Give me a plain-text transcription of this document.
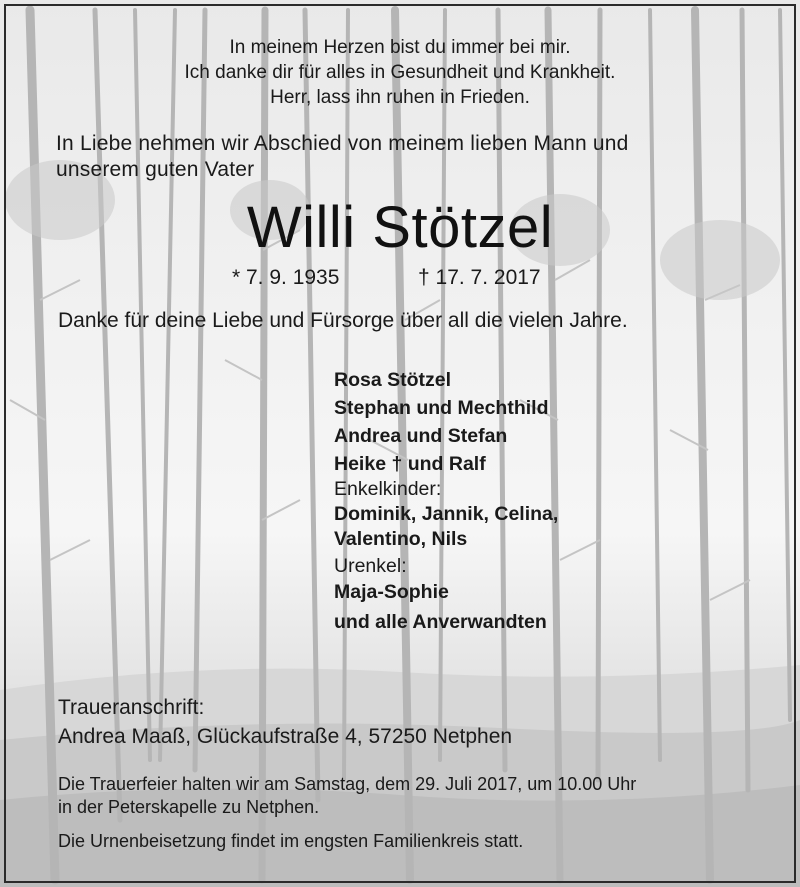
In meinem Herzen bist du immer bei mir.
Ich danke dir für alles in Gesundheit und Krankheit.
Herr, lass ihn ruhen in Frieden.
In Liebe nehmen wir Abschied von meinem lieben Mann und
unserem guten Vater
Willi Stötzel
* 7. 9. 1935	† 17. 7. 2017
Danke für deine Liebe und Fürsorge über all die vielen Jahre.
Rosa Stötzel
Stephan und Mechthild
Andrea und Stefan
Heike † und Ralf
Enkelkinder:
Dominik, Jannik, Celina,
Valentino, Nils
Urenkel:
Maja-Sophie
und alle Anverwandten
Traueranschrift:
Andrea Maaß, Glückaufstraße 4, 57250 Netphen
Die Trauerfeier halten wir am Samstag, dem 29. Juli 2017, um 10.00 Uhr
in der Peterskapelle zu Netphen.
Die Urnenbeisetzung findet im engsten Familienkreis statt.
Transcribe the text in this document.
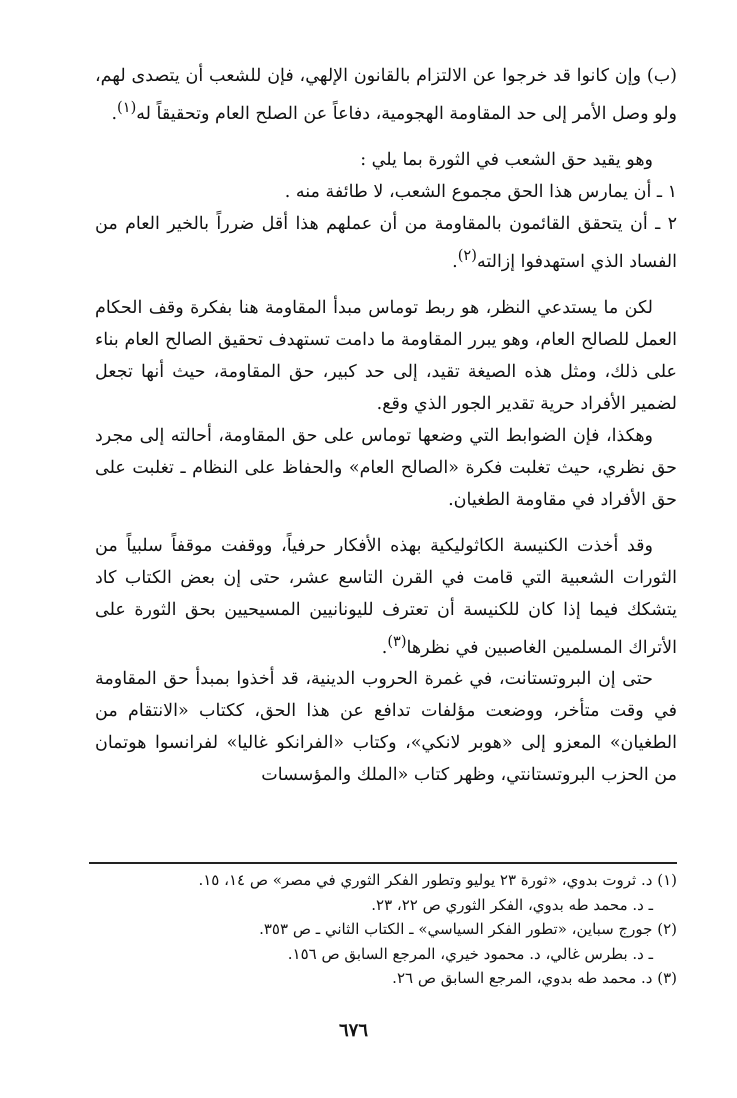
(ب) وإن كانوا قد خرجوا عن الالتزام بالقانون الإلهي، فإن للشعب أن يتصدى لهم، ولو وصل الأمر إلى حد المقاومة الهجومية، دفاعاً عن الصلح العام وتحقيقاً له$^{(١)}$.

وهو يقيد حق الشعب في الثورة بما يلي :

١ ـ أن يمارس هذا الحق مجموع الشعب، لا طائفة منه .

٢ ـ أن يتحقق القائمون بالمقاومة من أن عملهم هذا أقل ضرراً بالخير العام من الفساد الذي استهدفوا إزالته$^{(٢)}$.

لكن ما يستدعي النظر، هو ربط توماس مبدأ المقاومة هنا بفكرة وقف الحكام العمل للصالح العام، وهو يبرر المقاومة ما دامت تستهدف تحقيق الصالح العام بناء على ذلك، ومثل هذه الصيغة تقيد، إلى حد كبير، حق المقاومة، حيث أنها تجعل لضمير الأفراد حرية تقدير الجور الذي وقع.

وهكذا، فإن الضوابط التي وضعها توماس على حق المقاومة، أحالته إلى مجرد حق نظري، حيث تغلبت فكرة «الصالح العام» والحفاظ على النظام ـ تغلبت على حق الأفراد في مقاومة الطغيان.

وقد أخذت الكنيسة الكاثوليكية بهذه الأفكار حرفياً، ووقفت موقفاً سلبياً من الثورات الشعبية التي قامت في القرن التاسع عشر، حتى إن بعض الكتاب كاد يتشكك فيما إذا كان للكنيسة أن تعترف لليونانيين المسيحيين بحق الثورة على الأتراك المسلمين الغاصبين في نظرها$^{(٣)}$.

حتى إن البروتستانت، في غمرة الحروب الدينية، قد أخذوا بمبدأ حق المقاومة في وقت متأخر، ووضعت مؤلفات تدافع عن هذا الحق، ككتاب «الانتقام من الطغيان» المعزو إلى «هوبر لانكي»، وكتاب «الفرانكو غاليا» لفرانسوا هوتمان من الحزب البروتستانتي، وظهر كتاب «الملك والمؤسسات

(١) د. ثروت بدوي، «ثورة ٢٣ يوليو وتطور الفكر الثوري في مصر» ص ١٤، ١٥.

ـ د. محمد طه بدوي، الفكر الثوري ص ٢٢، ٢٣.

(٢) جورج سباين، «تطور الفكر السياسي» ـ الكتاب الثاني ـ ص ٣٥٣.

ـ د. بطرس غالي، د. محمود خيري، المرجع السابق ص ١٥٦.

(٣) د. محمد طه بدوي، المرجع السابق ص ٢٦.

٦٧٦
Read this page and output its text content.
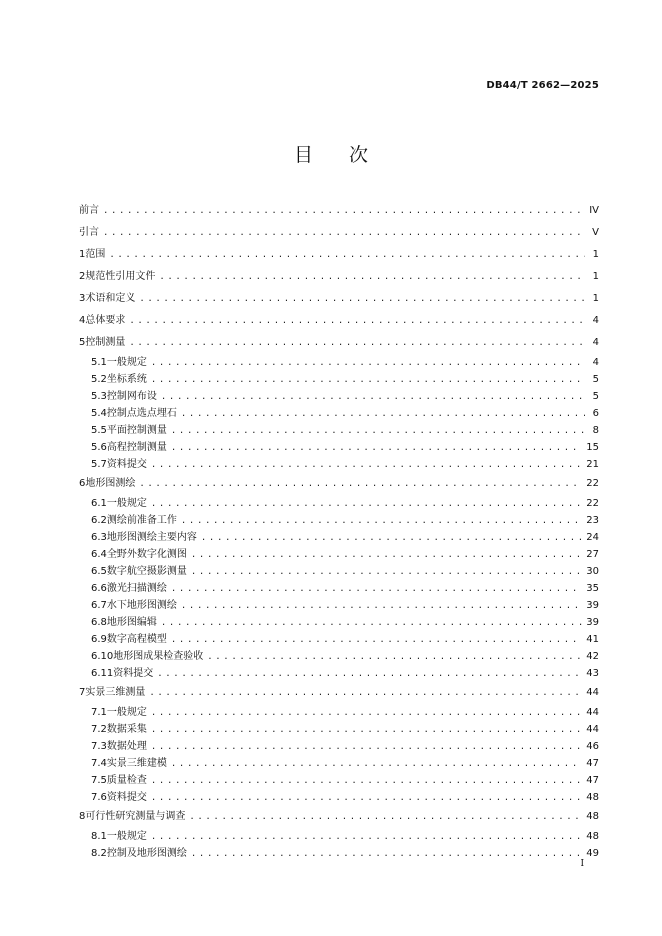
DB44/T 2662—2025
目 次
前言 .....	IV
引言 .....	V
1 范围 .....	1
2 规范性引用文件 .....	1
3 术语和定义 .....	1
4 总体要求 .....	4
5 控制测量 .....	4
5.1 一般规定 .....	4
5.2 坐标系统 .....	5
5.3 控制网布设 .....	5
5.4 控制点选点埋石 .....	6
5.5 平面控制测量 .....	8
5.6 高程控制测量 .....	15
5.7 资料提交 .....	21
6 地形图测绘 .....	22
6.1 一般规定 .....	22
6.2 测绘前准备工作 .....	23
6.3 地形图测绘主要内容 .....	24
6.4 全野外数字化测图 .....	27
6.5 数字航空摄影测量 .....	30
6.6 激光扫描测绘 .....	35
6.7 水下地形图测绘 .....	39
6.8 地形图编辑 .....	39
6.9 数字高程模型 .....	41
6.10 地形图成果检查验收 .....	42
6.11 资料提交 .....	43
7 实景三维测量 .....	44
7.1 一般规定 .....	44
7.2 数据采集 .....	44
7.3 数据处理 .....	46
7.4 实景三维建模 .....	47
7.5 质量检查 .....	47
7.6 资料提交 .....	48
8 可行性研究测量与调查 .....	48
8.1 一般规定 .....	48
8.2 控制及地形图测绘 .....	49
I
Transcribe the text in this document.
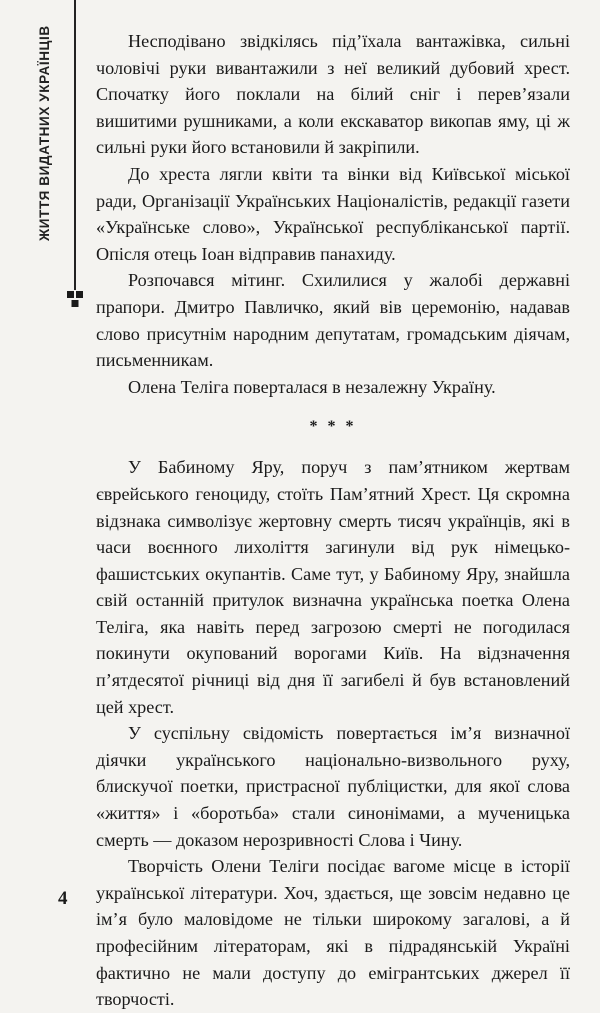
ЖИТТЯ ВИДАТНИХ УКРАЇНЦІВ	Несподівано звідкілясь під’їхала вантажівка, сильні чоловічі руки вивантажили з неї великий дубовий хрест. Спочатку його поклали на білий сніг і перев’язали вишитими рушниками, а коли екскаватор викопав яму, ці ж сильні руки його встановили й закріпили.

До хреста лягли квіти та вінки від Київської міської ради, Організації Українських Націоналістів, редакції газети «Українське слово», Української республіканської партії. Опісля отець Іоан відправив панахиду.

Розпочався мітинг. Схилилися у жалобі державні прапори. Дмитро Павличко, який вів церемонію, надавав слово присутнім народним депутатам, громадським діячам, письменникам.

Олена Теліга поверталася в незалежну Україну.

* * *

У Бабиному Яру, поруч з пам’ятником жертвам єврейського геноциду, стоїть Пам’ятний Хрест. Ця скромна відзнака символізує жертовну смерть тисяч українців, які в часи воєнного лихоліття загинули від рук німецько-фашистських окупантів. Саме тут, у Бабиному Яру, знайшла свій останній притулок визначна українська поетка Олена Теліга, яка навіть перед загрозою смерті не погодилася покинути окупований ворогами Київ. На відзначення п’ятдесятої річниці від дня її загибелі й був встановлений цей хрест.

У суспільну свідомість повертається ім’я визначної діячки українського національно-визвольного руху, блискучої поетки, пристрасної публіцистки, для якої слова «життя» і «боротьба» стали синонімами, а мученицька смерть — доказом нерозривності Слова і Чину.

Творчість Олени Теліги посідає вагоме місце в історії української літератури. Хоч, здається, ще зовсім недавно це ім’я було маловідоме не тільки широкому загалові, а й професійним літераторам, які в підрадянській Україні фактично не мали доступу до емігрантських джерел її творчості.

4
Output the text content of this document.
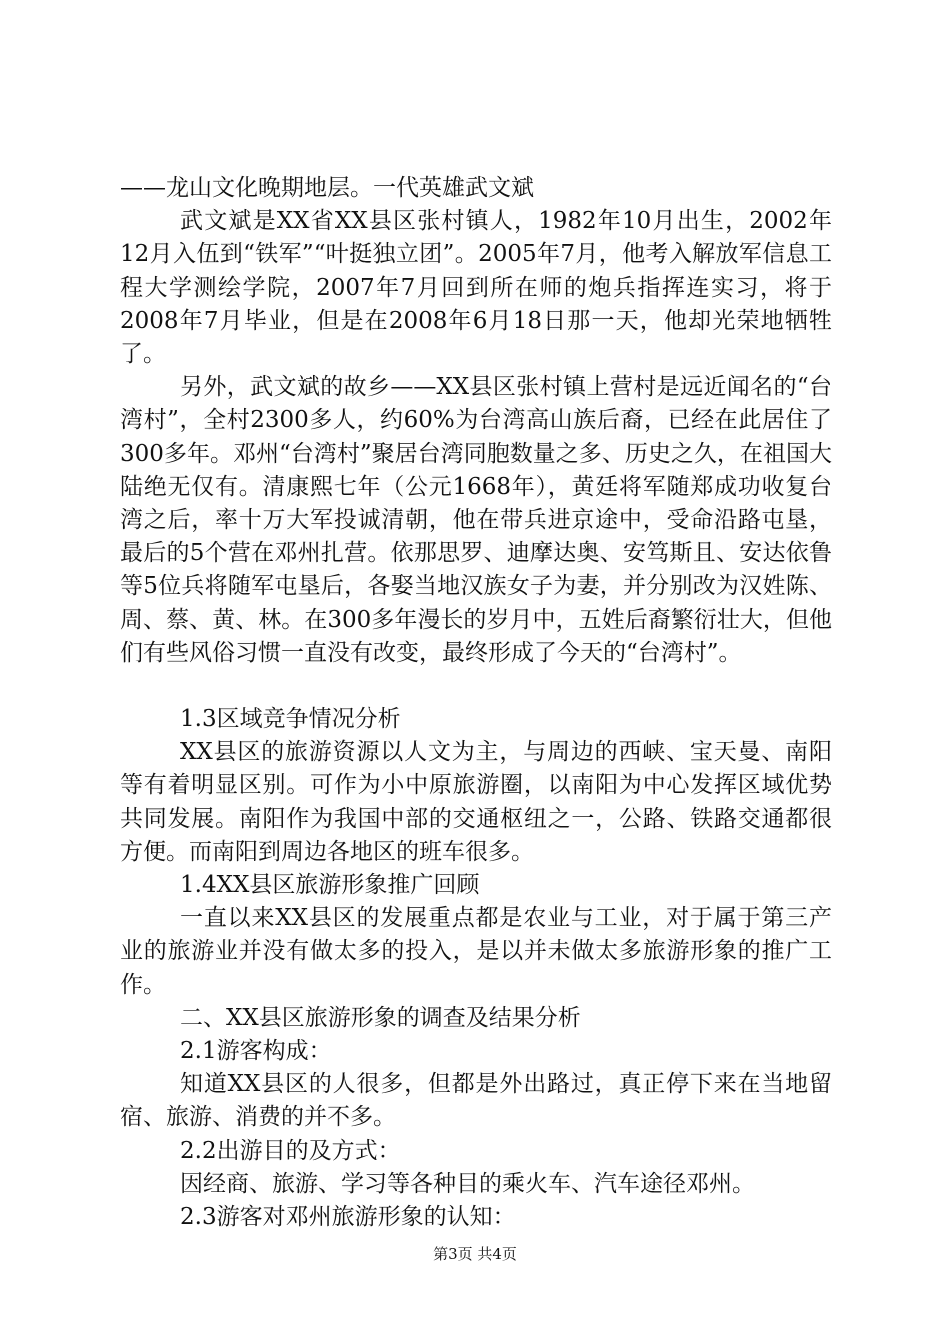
——龙山文化晚期地层。一代英雄武文斌

武文斌是XX省XX县区张村镇人，1982年10月出生，2002年12月入伍到“铁军”“叶挺独立团”。2005年7月，他考入解放军信息工程大学测绘学院，2007年7月回到所在师的炮兵指挥连实习，将于2008年7月毕业，但是在2008年6月18日那一天，他却光荣地牺牲了。

另外，武文斌的故乡——XX县区张村镇上营村是远近闻名的“台湾村”，全村2300多人，约60%为台湾高山族后裔，已经在此居住了300多年。邓州“台湾村”聚居台湾同胞数量之多、历史之久，在祖国大陆绝无仅有。清康熙七年（公元1668年），黄廷将军随郑成功收复台湾之后，率十万大军投诚清朝，他在带兵进京途中，受命沿路屯垦，最后的5个营在邓州扎营。依那思罗、迪摩达奥、安笃斯且、安达依鲁等5位兵将随军屯垦后，各娶当地汉族女子为妻，并分别改为汉姓陈、周、蔡、黄、林。在300多年漫长的岁月中，五姓后裔繁衍壮大，但他们有些风俗习惯一直没有改变，最终形成了今天的“台湾村”。

1.3区域竞争情况分析

XX县区的旅游资源以人文为主，与周边的西峡、宝天曼、南阳等有着明显区别。可作为小中原旅游圈，以南阳为中心发挥区域优势共同发展。南阳作为我国中部的交通枢纽之一，公路、铁路交通都很方便。而南阳到周边各地区的班车很多。

1.4XX县区旅游形象推广回顾

一直以来XX县区的发展重点都是农业与工业，对于属于第三产业的旅游业并没有做太多的投入，是以并未做太多旅游形象的推广工作。

二、XX县区旅游形象的调查及结果分析

2.1游客构成：

知道XX县区的人很多，但都是外出路过，真正停下来在当地留宿、旅游、消费的并不多。

2.2出游目的及方式：

因经商、旅游、学习等各种目的乘火车、汽车途径邓州。

2.3游客对邓州旅游形象的认知：

第3页 共4页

- THE TASK
Spot every line that holds "Andrea" and copy it.

- PROBLEM SOLUTION
Andrea und Stefan
Andrea Maaß, Glückaufstraße 4, 57250 Netphen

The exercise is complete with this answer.